> **Work to be completed**: Count how many lines contain the word "заявителем". Respond with the number alone.

> **Records**:
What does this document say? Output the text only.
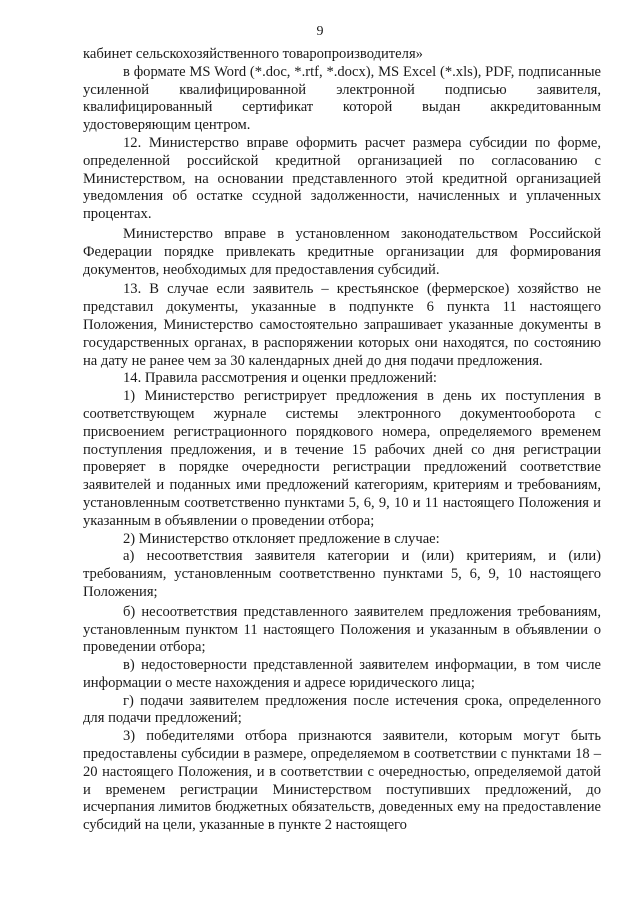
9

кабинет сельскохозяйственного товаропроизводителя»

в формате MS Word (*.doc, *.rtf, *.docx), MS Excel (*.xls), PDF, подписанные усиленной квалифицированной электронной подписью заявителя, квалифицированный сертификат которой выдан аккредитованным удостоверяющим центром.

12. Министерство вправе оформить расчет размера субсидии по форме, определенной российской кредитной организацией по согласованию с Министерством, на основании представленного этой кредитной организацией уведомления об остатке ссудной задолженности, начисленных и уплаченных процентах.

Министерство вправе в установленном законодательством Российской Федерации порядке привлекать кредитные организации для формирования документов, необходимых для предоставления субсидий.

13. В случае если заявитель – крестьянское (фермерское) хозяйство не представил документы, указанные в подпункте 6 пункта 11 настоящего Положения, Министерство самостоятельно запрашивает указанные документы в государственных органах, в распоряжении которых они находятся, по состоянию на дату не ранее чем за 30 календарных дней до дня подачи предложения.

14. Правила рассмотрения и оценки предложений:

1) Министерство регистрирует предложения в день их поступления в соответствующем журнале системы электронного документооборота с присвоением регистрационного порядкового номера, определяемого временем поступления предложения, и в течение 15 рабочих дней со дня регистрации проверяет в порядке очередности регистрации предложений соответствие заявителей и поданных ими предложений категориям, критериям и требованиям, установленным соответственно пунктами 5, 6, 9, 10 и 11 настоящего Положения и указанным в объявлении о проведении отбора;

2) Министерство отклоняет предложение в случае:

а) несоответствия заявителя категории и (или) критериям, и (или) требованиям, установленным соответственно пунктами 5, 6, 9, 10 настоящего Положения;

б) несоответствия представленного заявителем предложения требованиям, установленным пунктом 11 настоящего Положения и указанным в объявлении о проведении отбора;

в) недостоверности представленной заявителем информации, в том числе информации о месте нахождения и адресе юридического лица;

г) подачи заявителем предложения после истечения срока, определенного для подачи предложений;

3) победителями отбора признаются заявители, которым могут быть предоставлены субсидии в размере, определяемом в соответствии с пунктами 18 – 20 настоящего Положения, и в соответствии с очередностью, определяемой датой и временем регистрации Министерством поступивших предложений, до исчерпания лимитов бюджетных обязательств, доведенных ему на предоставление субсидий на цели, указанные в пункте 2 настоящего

> **Output below**: 3